**GIVEN REQUEST:**
Omit the pictures and return every entry exactly as written.

(Records excerpted from a collection)

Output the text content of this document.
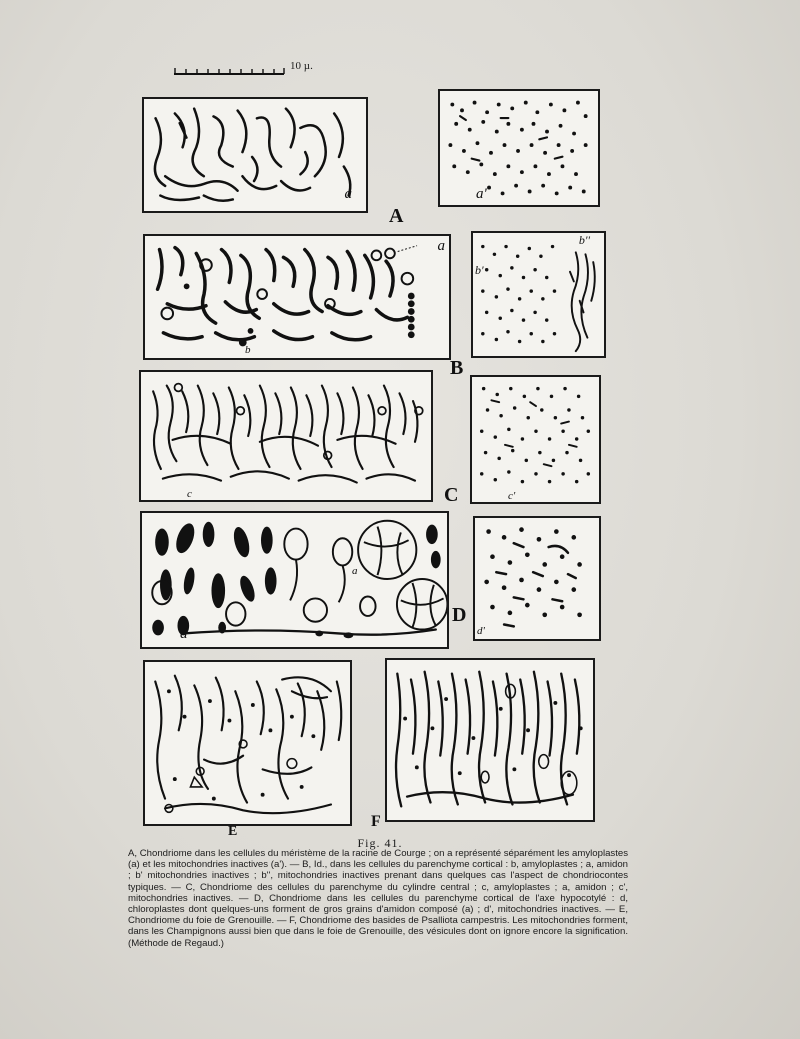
10 µ.
a	a'
A
a
b
b'
b''
B
c	c'
C
d
a
d'
D
E
F
Fig. 41.

A, Chondriome dans les cellules du méristème de la racine de Courge ; on a représenté séparément les amyloplastes (a) et les mitochondries inactives (a'). — B, Id., dans les cellules du parenchyme cortical : b, amyloplastes ; a, amidon ; b' mitochondries inactives ; b'', mitochondries inactives prenant dans quelques cas l'aspect de chondriocontes typiques. — C, Chondriome des cellules du parenchyme du cylindre central ; c, amyloplastes ; a, amidon ; c', mitochondries inactives. — D, Chondriome dans les cellules du parenchyme cortical de l'axe hypocotylé : d, chloroplastes dont quelques-uns forment de gros grains d'amidon composé (a) ; d', mitochondries inactives. — E, Chondriome du foie de Grenouille. — F, Chondriome des basides de Psalliota campestris. Les mitochondries forment, dans les Champignons aussi bien que dans le foie de Grenouille, des vésicules dont on ignore encore la signification. (Méthode de Regaud.)
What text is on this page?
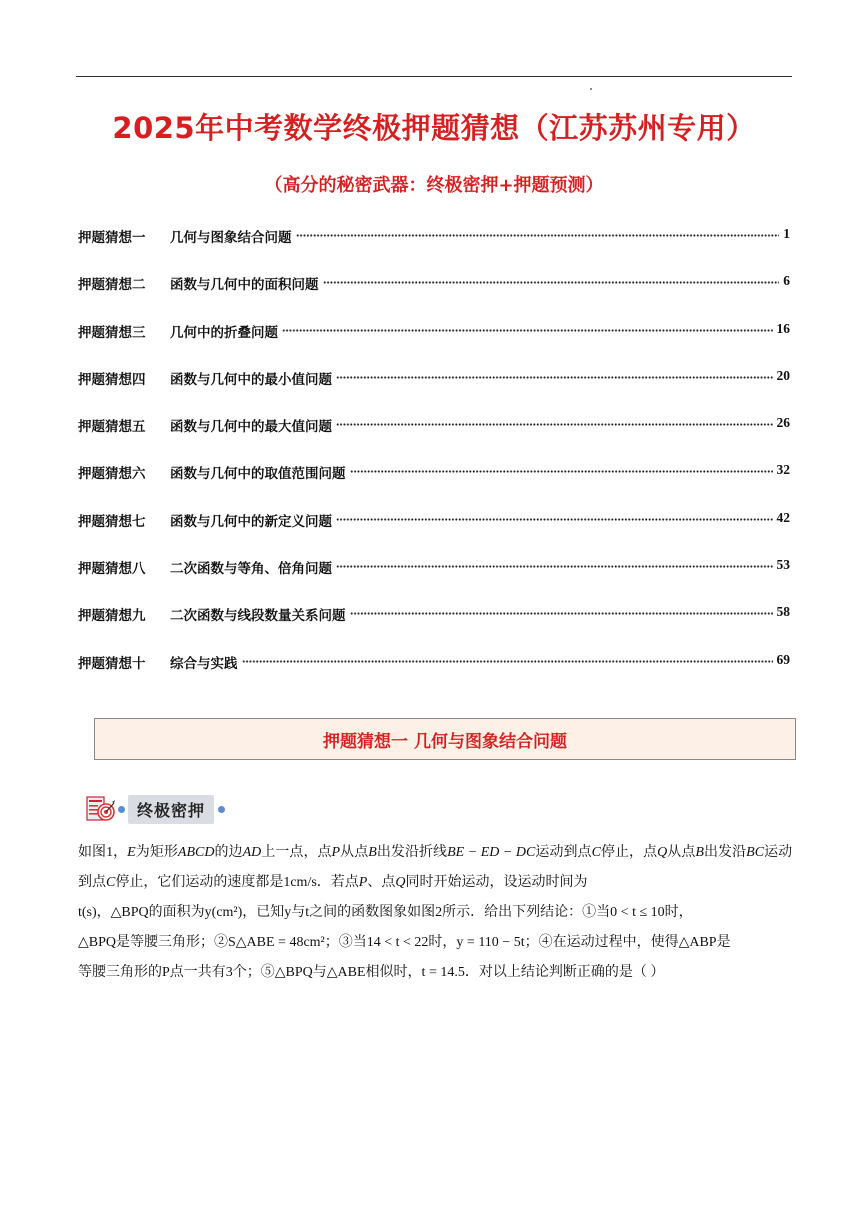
2025年中考数学终极押题猜想（江苏苏州专用）
（高分的秘密武器：终极密押+押题预测）
押题猜想一	几何与图象结合问题	1
押题猜想二	函数与几何中的面积问题	6
押题猜想三	几何中的折叠问题	16
押题猜想四	函数与几何中的最小值问题	20
押题猜想五	函数与几何中的最大值问题	26
押题猜想六	函数与几何中的取值范围问题	32
押题猜想七	函数与几何中的新定义问题	42
押题猜想八	二次函数与等角、倍角问题	53
押题猜想九	二次函数与线段数量关系问题	58
押题猜想十	综合与实践	69
押题猜想一 几何与图象结合问题
终极密押

如图1，E为矩形ABCD的边AD上一点，点P从点B出发沿折线BE − ED − DC运动到点C停止，点Q从点B出发沿BC运动到点C停止，它们运动的速度都是1cm/s．若点P、点Q同时开始运动，设运动时间为

t(s)，△BPQ的面积为y(cm²)，已知y与t之间的函数图象如图2所示．给出下列结论：①当0 < t ≤ 10时，

△BPQ是等腰三角形；②S△ABE = 48cm²；③当14 < t < 22时，y = 110 − 5t；④在运动过程中，使得△ABP是

等腰三角形的P点一共有3个；⑤△BPQ与△ABE相似时，t = 14.5．对以上结论判断正确的是（ ）
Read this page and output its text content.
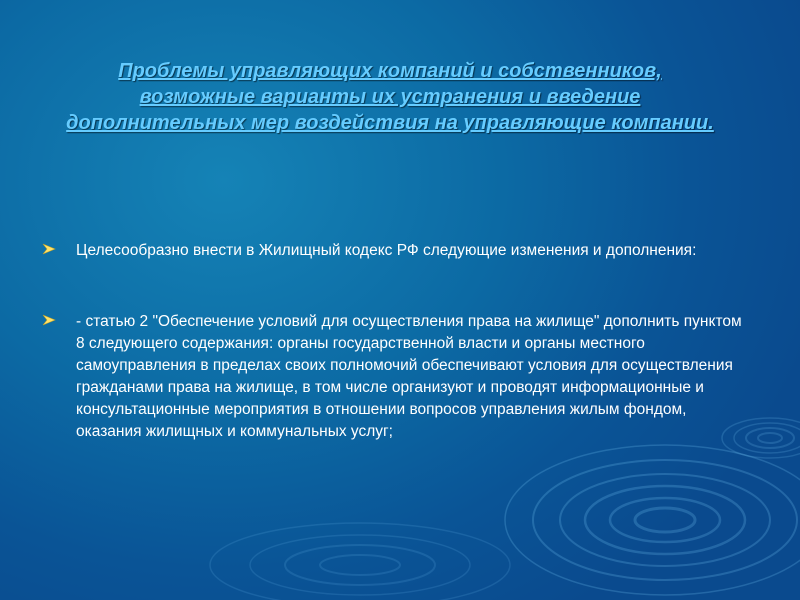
Проблемы управляющих компаний и собственников, возможные варианты их устранения и введение дополнительных мер воздействия на управляющие компании.
Целесообразно внести в Жилищный кодекс РФ следующие изменения и дополнения:
- статью 2 "Обеспечение условий для осуществления права на жилище" дополнить пунктом 8 следующего содержания: органы государственной власти и органы местного самоуправления в пределах своих полномочий обеспечивают условия для осуществления гражданами права на жилище, в том числе организуют и проводят информационные и консультационные мероприятия в отношении вопросов управления жилым фондом, оказания жилищных и коммунальных услуг;
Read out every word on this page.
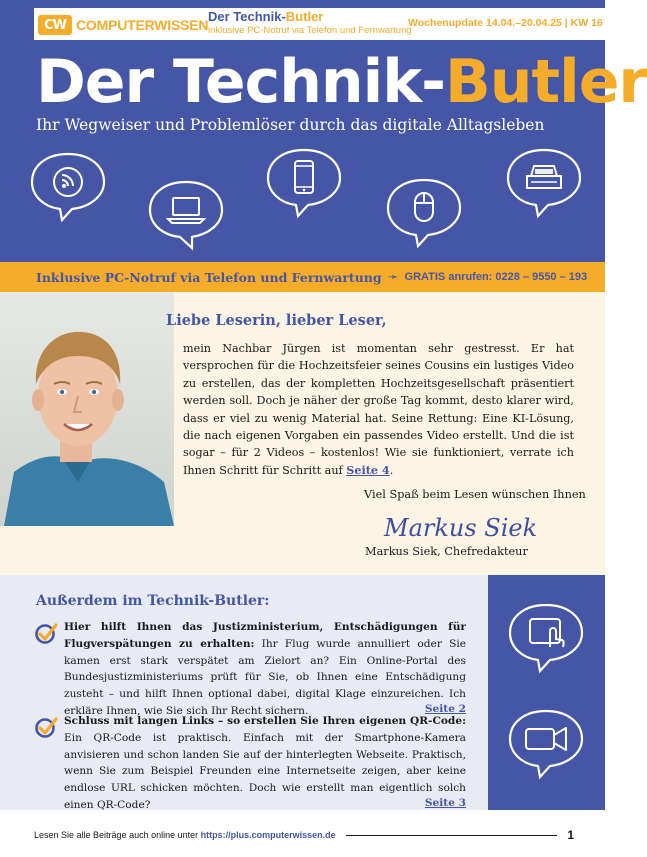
CW COMPUTERWISSEN
Der Technik-Butler
inklusive PC-Notruf via Telefon und Fernwartung
Wochenupdate 14.04.–20.04.25 | KW 16
Der Technik-Butler
Ihr Wegweiser und Problemlöser durch das digitale Alltagsleben
Inklusive PC-Notruf via Telefon und Fernwartung ➛ GRATIS anrufen: 0228 – 9550 – 193
Liebe Leserin, lieber Leser,
mein Nachbar Jürgen ist momentan sehr gestresst. Er hat versprochen für die Hochzeitsfeier seines Cousins ein lustiges Video zu erstellen, das der kompletten Hochzeitsgesellschaft präsentiert werden soll. Doch je näher der große Tag kommt, desto klarer wird, dass er viel zu wenig Material hat. Seine Rettung: Eine KI-Lösung, die nach eigenen Vorgaben ein passendes Video erstellt. Und die ist sogar – für 2 Videos – kostenlos! Wie sie funktioniert, verrate ich Ihnen Schritt für Schritt auf Seite 4.
Viel Spaß beim Lesen wünschen Ihnen
Markus Siek
Markus Siek, Chefredakteur
Außerdem im Technik-Butler:
Hier hilft Ihnen das Justizministerium, Entschädigungen für Flugverspätungen zu erhalten: Ihr Flug wurde annulliert oder Sie kamen erst stark verspätet am Zielort an? Ein Online-Portal des Bundesjustizministeriums prüft für Sie, ob Ihnen eine Entschädigung zusteht – und hilft Ihnen optional dabei, digital Klage einzureichen. Ich erkläre Ihnen, wie Sie sich Ihr Recht sichern.	Seite 2
Schluss mit langen Links – so erstellen Sie Ihren eigenen QR-Code: Ein QR-Code ist praktisch. Einfach mit der Smartphone-Kamera anvisieren und schon landen Sie auf der hinterlegten Webseite. Praktisch, wenn Sie zum Beispiel Freunden eine Internetseite zeigen, aber keine endlose URL schicken möchten. Doch wie erstellt man eigentlich solch einen QR-Code?	Seite 3
Lesen Sie alle Beiträge auch online unter https://plus.computerwissen.de	1
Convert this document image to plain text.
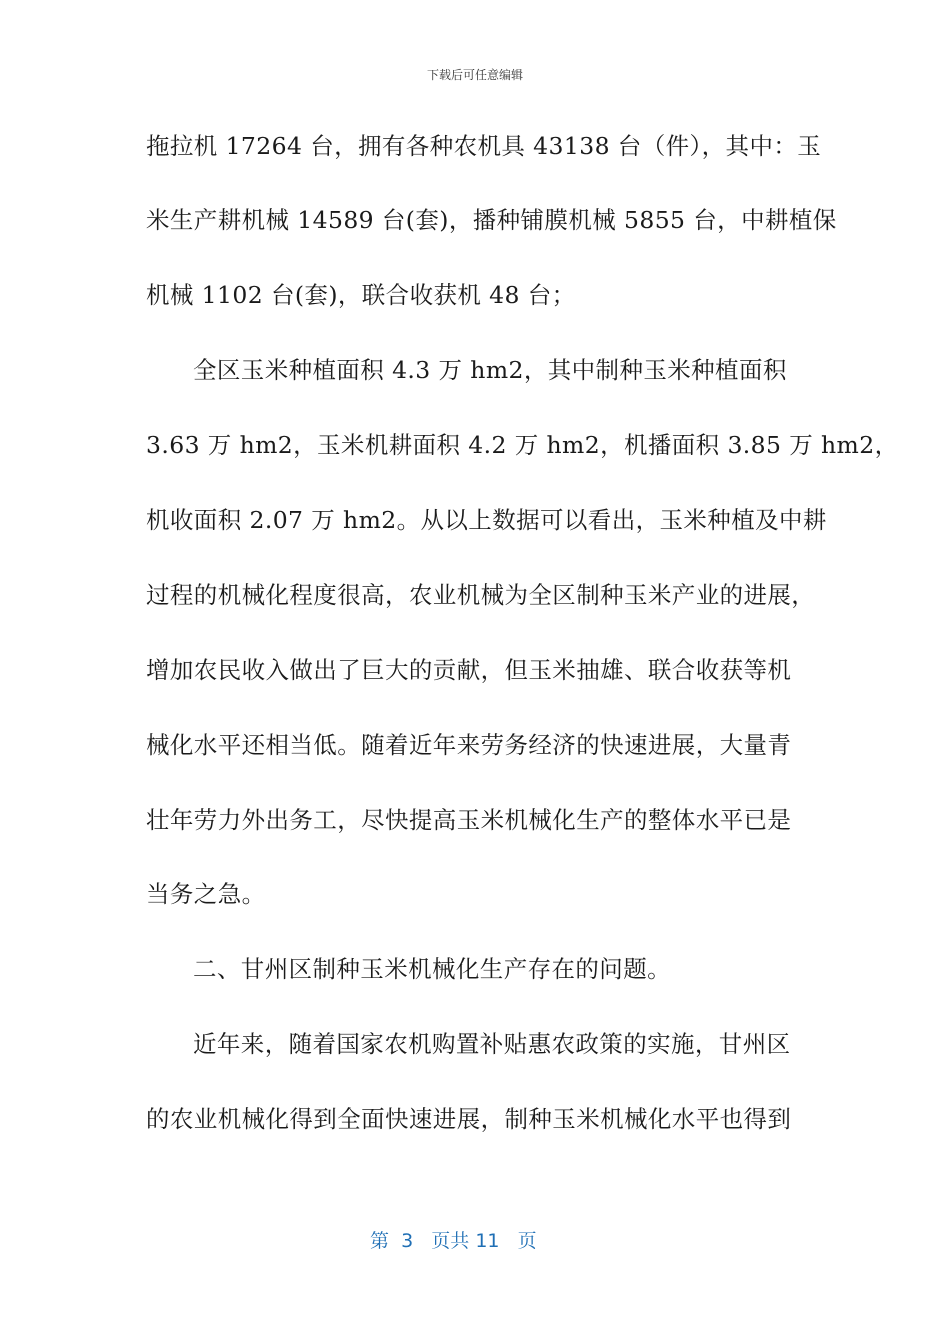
下载后可任意编辑
拖拉机 17264 台，拥有各种农机具 43138 台（件），其中：玉
米生产耕机械 14589 台(套)，播种铺膜机械 5855 台，中耕植保
机械 1102 台(套)，联合收获机 48 台；
全区玉米种植面积 4.3 万 hm2，其中制种玉米种植面积
3.63 万 hm2，玉米机耕面积 4.2 万 hm2，机播面积 3.85 万 hm2，
机收面积 2.07 万 hm2。从以上数据可以看出，玉米种植及中耕
过程的机械化程度很高，农业机械为全区制种玉米产业的进展，
增加农民收入做出了巨大的贡献，但玉米抽雄、联合收获等机
械化水平还相当低。随着近年来劳务经济的快速进展，大量青
壮年劳力外出务工，尽快提高玉米机械化生产的整体水平已是
当务之急。
二、甘州区制种玉米机械化生产存在的问题。
近年来，随着国家农机购置补贴惠农政策的实施，甘州区
的农业机械化得到全面快速进展，制种玉米机械化水平也得到
第  3   页共 11   页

**RESPONSE:**
Output the text content of this document.
10 µ.
a	a'
A
a
b
b'
b''
B
c	c'
C
d
a
d'
D
E
F
Fig. 41.

A, Chondriome dans les cellules du méristème de la racine de Courge ; on a représenté séparément les amyloplastes (a) et les mitochondries inactives (a'). — B, Id., dans les cellules du parenchyme cortical : b, amyloplastes ; a, amidon ; b' mitochondries inactives ; b'', mitochondries inactives prenant dans quelques cas l'aspect de chondriocontes typiques. — C, Chondriome des cellules du parenchyme du cylindre central ; c, amyloplastes ; a, amidon ; c', mitochondries inactives. — D, Chondriome dans les cellules du parenchyme cortical de l'axe hypocotylé : d, chloroplastes dont quelques-uns forment de gros grains d'amidon composé (a) ; d', mitochondries inactives. — E, Chondriome du foie de Grenouille. — F, Chondriome des basides de Psalliota campestris. Les mitochondries forment, dans les Champignons aussi bien que dans le foie de Grenouille, des vésicules dont on ignore encore la signification. (Méthode de Regaud.)
What text is on this page?
2025年中考数学终极押题猜想（江苏苏州专用）
（高分的秘密武器：终极密押+押题预测）
押题猜想一	几何与图象结合问题	1
押题猜想二	函数与几何中的面积问题	6
押题猜想三	几何中的折叠问题	16
押题猜想四	函数与几何中的最小值问题	20
押题猜想五	函数与几何中的最大值问题	26
押题猜想六	函数与几何中的取值范围问题	32
押题猜想七	函数与几何中的新定义问题	42
押题猜想八	二次函数与等角、倍角问题	53
押题猜想九	二次函数与线段数量关系问题	58
押题猜想十	综合与实践	69
押题猜想一 几何与图象结合问题
终极密押

如图1，E为矩形ABCD的边AD上一点，点P从点B出发沿折线BE − ED − DC运动到点C停止，点Q从点B出发沿BC运动到点C停止，它们运动的速度都是1cm/s．若点P、点Q同时开始运动，设运动时间为

t(s)，△BPQ的面积为y(cm²)，已知y与t之间的函数图象如图2所示．给出下列结论：①当0 < t ≤ 10时，

△BPQ是等腰三角形；②S△ABE = 48cm²；③当14 < t < 22时，y = 110 − 5t；④在运动过程中，使得△ABP是

等腰三角形的P点一共有3个；⑤△BPQ与△ABE相似时，t = 14.5．对以上结论判断正确的是（ ）
Read this page and output its text content.
Проблемы управляющих компаний и собственников, возможные варианты их устранения и введение дополнительных мер воздействия на управляющие компании.
Целесообразно внести в Жилищный кодекс РФ следующие изменения и дополнения:
- статью 2 "Обеспечение условий для осуществления права на жилище" дополнить пунктом 8 следующего содержания: органы государственной власти и органы местного самоуправления в пределах своих полномочий обеспечивают условия для осуществления гражданами права на жилище, в том числе организуют и проводят информационные и консультационные мероприятия в отношении вопросов управления жилым фондом, оказания жилищных и коммунальных услуг;
Read out every word on this page.
CW COMPUTERWISSEN
Der Technik-Butler
inklusive PC-Notruf via Telefon und Fernwartung
Wochenupdate 14.04.–20.04.25 | KW 16
Der Technik-Butler
Ihr Wegweiser und Problemlöser durch das digitale Alltagsleben
Inklusive PC-Notruf via Telefon und Fernwartung ➛ GRATIS anrufen: 0228 – 9550 – 193
Liebe Leserin, lieber Leser,
mein Nachbar Jürgen ist momentan sehr gestresst. Er hat versprochen für die Hochzeitsfeier seines Cousins ein lustiges Video zu erstellen, das der kompletten Hochzeitsgesellschaft präsentiert werden soll. Doch je näher der große Tag kommt, desto klarer wird, dass er viel zu wenig Material hat. Seine Rettung: Eine KI-Lösung, die nach eigenen Vorgaben ein passendes Video erstellt. Und die ist sogar – für 2 Videos – kostenlos! Wie sie funktioniert, verrate ich Ihnen Schritt für Schritt auf Seite 4.
Viel Spaß beim Lesen wünschen Ihnen
Markus Siek
Markus Siek, Chefredakteur
Außerdem im Technik-Butler:
Hier hilft Ihnen das Justizministerium, Entschädigungen für Flugverspätungen zu erhalten: Ihr Flug wurde annulliert oder Sie kamen erst stark verspätet am Zielort an? Ein Online-Portal des Bundesjustizministeriums prüft für Sie, ob Ihnen eine Entschädigung zusteht – und hilft Ihnen optional dabei, digital Klage einzureichen. Ich erkläre Ihnen, wie Sie sich Ihr Recht sichern.	Seite 2
Schluss mit langen Links – so erstellen Sie Ihren eigenen QR-Code: Ein QR-Code ist praktisch. Einfach mit der Smartphone-Kamera anvisieren und schon landen Sie auf der hinterlegten Webseite. Praktisch, wenn Sie zum Beispiel Freunden eine Internetseite zeigen, aber keine endlose URL schicken möchten. Doch wie erstellt man eigentlich solch einen QR-Code?	Seite 3
Lesen Sie alle Beiträge auch online unter https://plus.computerwissen.de	1
Convert this document image to plain text.
下载后可任意编辑
拖拉机 17264 台，拥有各种农机具 43138 台（件），其中：玉
米生产耕机械 14589 台(套)，播种铺膜机械 5855 台，中耕植保
机械 1102 台(套)，联合收获机 48 台；
全区玉米种植面积 4.3 万 hm2，其中制种玉米种植面积
3.63 万 hm2，玉米机耕面积 4.2 万 hm2，机播面积 3.85 万 hm2，
机收面积 2.07 万 hm2。从以上数据可以看出，玉米种植及中耕
过程的机械化程度很高，农业机械为全区制种玉米产业的进展，
增加农民收入做出了巨大的贡献，但玉米抽雄、联合收获等机
械化水平还相当低。随着近年来劳务经济的快速进展，大量青
壮年劳力外出务工，尽快提高玉米机械化生产的整体水平已是
当务之急。
二、甘州区制种玉米机械化生产存在的问题。
近年来，随着国家农机购置补贴惠农政策的实施，甘州区
的农业机械化得到全面快速进展，制种玉米机械化水平也得到
第  3   页共 11   页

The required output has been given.